=== WORK TO BE COMPLETED ===
Your task is to copy every record exactly.

=== SUPPLIED DATA ===
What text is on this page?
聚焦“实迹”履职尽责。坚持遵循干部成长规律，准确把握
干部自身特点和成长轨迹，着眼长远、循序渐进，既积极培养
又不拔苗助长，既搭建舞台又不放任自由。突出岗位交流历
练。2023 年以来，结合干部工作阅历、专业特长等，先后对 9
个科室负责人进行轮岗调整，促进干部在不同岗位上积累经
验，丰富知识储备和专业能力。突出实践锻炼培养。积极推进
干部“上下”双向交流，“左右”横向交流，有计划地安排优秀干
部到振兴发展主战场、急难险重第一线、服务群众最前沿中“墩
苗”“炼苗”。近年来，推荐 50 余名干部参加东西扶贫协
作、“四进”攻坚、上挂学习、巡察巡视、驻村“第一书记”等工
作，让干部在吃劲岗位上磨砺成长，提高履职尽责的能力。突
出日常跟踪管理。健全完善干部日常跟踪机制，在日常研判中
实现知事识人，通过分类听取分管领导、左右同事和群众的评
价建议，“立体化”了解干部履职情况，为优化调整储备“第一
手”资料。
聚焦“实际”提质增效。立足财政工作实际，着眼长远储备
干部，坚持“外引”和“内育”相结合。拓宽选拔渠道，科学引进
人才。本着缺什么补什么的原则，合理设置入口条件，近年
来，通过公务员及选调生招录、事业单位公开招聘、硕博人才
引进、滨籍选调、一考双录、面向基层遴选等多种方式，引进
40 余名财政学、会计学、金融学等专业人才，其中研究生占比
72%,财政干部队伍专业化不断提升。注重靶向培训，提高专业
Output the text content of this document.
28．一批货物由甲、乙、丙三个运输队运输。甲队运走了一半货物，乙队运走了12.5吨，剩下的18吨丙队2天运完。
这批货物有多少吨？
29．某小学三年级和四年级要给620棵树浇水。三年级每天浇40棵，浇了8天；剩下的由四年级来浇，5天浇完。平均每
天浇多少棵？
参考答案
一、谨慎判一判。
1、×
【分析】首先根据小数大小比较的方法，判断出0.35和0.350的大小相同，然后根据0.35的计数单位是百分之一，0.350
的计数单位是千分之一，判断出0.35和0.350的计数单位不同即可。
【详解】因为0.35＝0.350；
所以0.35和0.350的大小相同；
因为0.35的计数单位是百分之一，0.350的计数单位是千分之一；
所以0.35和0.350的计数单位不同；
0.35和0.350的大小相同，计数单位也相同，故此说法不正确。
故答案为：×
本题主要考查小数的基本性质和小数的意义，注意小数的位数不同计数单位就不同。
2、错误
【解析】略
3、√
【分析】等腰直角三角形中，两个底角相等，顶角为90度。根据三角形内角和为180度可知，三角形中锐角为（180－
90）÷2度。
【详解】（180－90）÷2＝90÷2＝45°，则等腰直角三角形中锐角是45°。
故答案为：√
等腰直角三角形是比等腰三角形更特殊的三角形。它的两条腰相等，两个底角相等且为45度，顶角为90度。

=== EXERCISE ANSWER ===
What text is on this page?
聚焦“实迹”履职尽责。坚持遵循干部成长规律，准确把握
干部自身特点和成长轨迹，着眼长远、循序渐进，既积极培养
又不拔苗助长，既搭建舞台又不放任自由。突出岗位交流历
练。2023 年以来，结合干部工作阅历、专业特长等，先后对 9
个科室负责人进行轮岗调整，促进干部在不同岗位上积累经
验，丰富知识储备和专业能力。突出实践锻炼培养。积极推进
干部“上下”双向交流，“左右”横向交流，有计划地安排优秀干
部到振兴发展主战场、急难险重第一线、服务群众最前沿中“墩
苗”“炼苗”。近年来，推荐 50 余名干部参加东西扶贫协
作、“四进”攻坚、上挂学习、巡察巡视、驻村“第一书记”等工
作，让干部在吃劲岗位上磨砺成长，提高履职尽责的能力。突
出日常跟踪管理。健全完善干部日常跟踪机制，在日常研判中
实现知事识人，通过分类听取分管领导、左右同事和群众的评
价建议，“立体化”了解干部履职情况，为优化调整储备“第一
手”资料。
聚焦“实际”提质增效。立足财政工作实际，着眼长远储备
干部，坚持“外引”和“内育”相结合。拓宽选拔渠道，科学引进
人才。本着缺什么补什么的原则，合理设置入口条件，近年
来，通过公务员及选调生招录、事业单位公开招聘、硕博人才
引进、滨籍选调、一考双录、面向基层遴选等多种方式，引进
40 余名财政学、会计学、金融学等专业人才，其中研究生占比
72%,财政干部队伍专业化不断提升。注重靶向培训，提高专业
Output the text content of this document.
28．一批货物由甲、乙、丙三个运输队运输。甲队运走了一半货物，乙队运走了12.5吨，剩下的18吨丙队2天运完。
这批货物有多少吨？
29．某小学三年级和四年级要给620棵树浇水。三年级每天浇40棵，浇了8天；剩下的由四年级来浇，5天浇完。平均每
天浇多少棵？
参考答案
一、谨慎判一判。
1、×
【分析】首先根据小数大小比较的方法，判断出0.35和0.350的大小相同，然后根据0.35的计数单位是百分之一，0.350
的计数单位是千分之一，判断出0.35和0.350的计数单位不同即可。
【详解】因为0.35＝0.350；
所以0.35和0.350的大小相同；
因为0.35的计数单位是百分之一，0.350的计数单位是千分之一；
所以0.35和0.350的计数单位不同；
0.35和0.350的大小相同，计数单位也相同，故此说法不正确。
故答案为：×
本题主要考查小数的基本性质和小数的意义，注意小数的位数不同计数单位就不同。
2、错误
【解析】略
3、√
【分析】等腰直角三角形中，两个底角相等，顶角为90度。根据三角形内角和为180度可知，三角形中锐角为（180－
90）÷2度。
【详解】（180－90）÷2＝90÷2＝45°，则等腰直角三角形中锐角是45°。
故答案为：√
等腰直角三角形是比等腰三角形更特殊的三角形。它的两条腰相等，两个底角相等且为45度，顶角为90度。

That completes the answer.